(Exercise directions) An exact copy of the records is required, minus the pictures they hold.

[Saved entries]
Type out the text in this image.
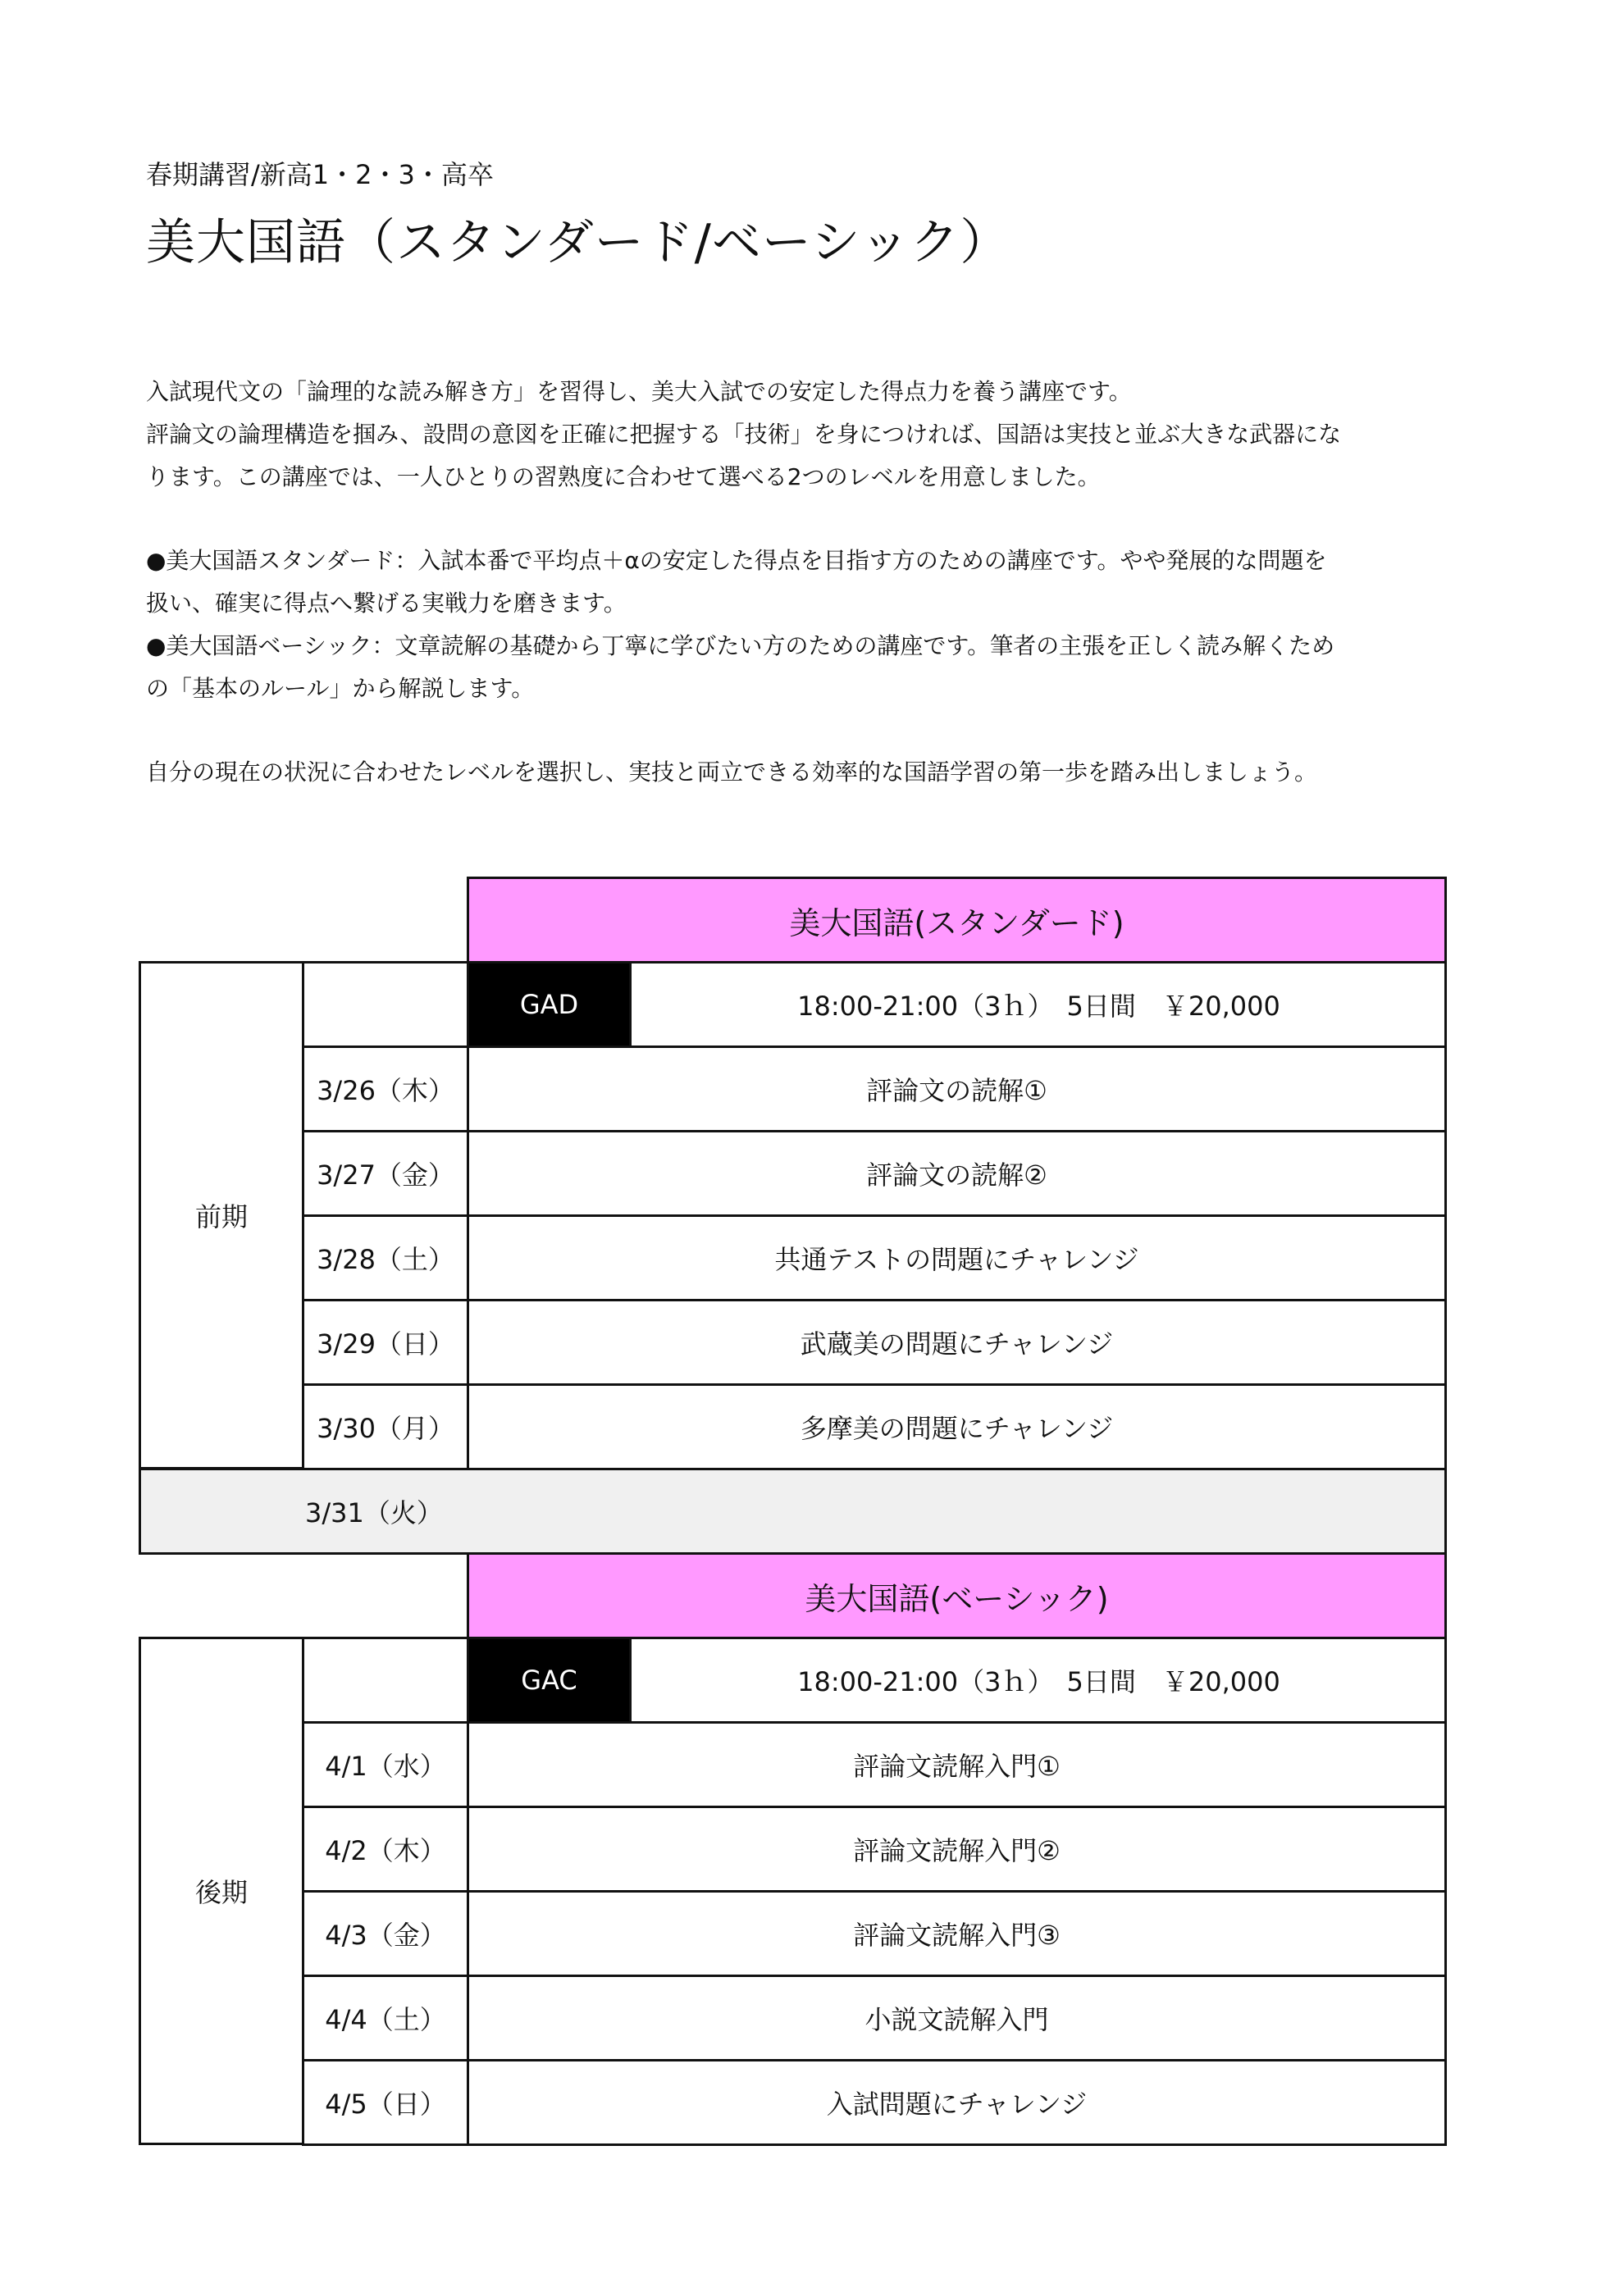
春期講習/新高1・2・3・高卒
美大国語（スタンダード/ベーシック）

入試現代文の「論理的な読み解き方」を習得し、美大入試での安定した得点力を養う講座です。

評論文の論理構造を掴み、設問の意図を正確に把握する「技術」を身につければ、国語は実技と並ぶ大きな武器にな

ります。この講座では、一人ひとりの習熟度に合わせて選べる2つのレベルを用意しました。

●美大国語スタンダード：入試本番で平均点＋αの安定した得点を目指す方のための講座です。やや発展的な問題を

扱い、確実に得点へ繋げる実戦力を磨きます。

●美大国語ベーシック：文章読解の基礎から丁寧に学びたい方のための講座です。筆者の主張を正しく読み解くため

の「基本のルール」から解説します。

自分の現在の状況に合わせたレベルを選択し、実技と両立できる効率的な国語学習の第一歩を踏み出しましょう。

美大国語(スタンダード)
前期
GAD	18:00-21:00（3ｈ）　5日間　￥20,000
3/26（木）	評論文の読解①
3/27（金）	評論文の読解②
3/28（土）	共通テストの問題にチャレンジ
3/29（日）	武蔵美の問題にチャレンジ
3/30（月）	多摩美の問題にチャレンジ
3/31（火）
美大国語(ベーシック)
後期
GAC	18:00-21:00（3ｈ）　5日間　￥20,000
4/1（水）	評論文読解入門①
4/2（木）	評論文読解入門②
4/3（金）	評論文読解入門③
4/4（土）	小説文読解入門
4/5（日）	入試問題にチャレンジ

(The response)
Type out the text in this image.
春期講習/新高1・2・3・高卒
美大国語（スタンダード/ベーシック）

入試現代文の「論理的な読み解き方」を習得し、美大入試での安定した得点力を養う講座です。

評論文の論理構造を掴み、設問の意図を正確に把握する「技術」を身につければ、国語は実技と並ぶ大きな武器にな

ります。この講座では、一人ひとりの習熟度に合わせて選べる2つのレベルを用意しました。

●美大国語スタンダード：入試本番で平均点＋αの安定した得点を目指す方のための講座です。やや発展的な問題を

扱い、確実に得点へ繋げる実戦力を磨きます。

●美大国語ベーシック：文章読解の基礎から丁寧に学びたい方のための講座です。筆者の主張を正しく読み解くため

の「基本のルール」から解説します。

自分の現在の状況に合わせたレベルを選択し、実技と両立できる効率的な国語学習の第一歩を踏み出しましょう。

美大国語(スタンダード)
前期
GAD	18:00-21:00（3ｈ）　5日間　￥20,000
3/26（木）	評論文の読解①
3/27（金）	評論文の読解②
3/28（土）	共通テストの問題にチャレンジ
3/29（日）	武蔵美の問題にチャレンジ
3/30（月）	多摩美の問題にチャレンジ
3/31（火）
美大国語(ベーシック)
後期
GAC	18:00-21:00（3ｈ）　5日間　￥20,000
4/1（水）	評論文読解入門①
4/2（木）	評論文読解入門②
4/3（金）	評論文読解入門③
4/4（土）	小説文読解入門
4/5（日）	入試問題にチャレンジ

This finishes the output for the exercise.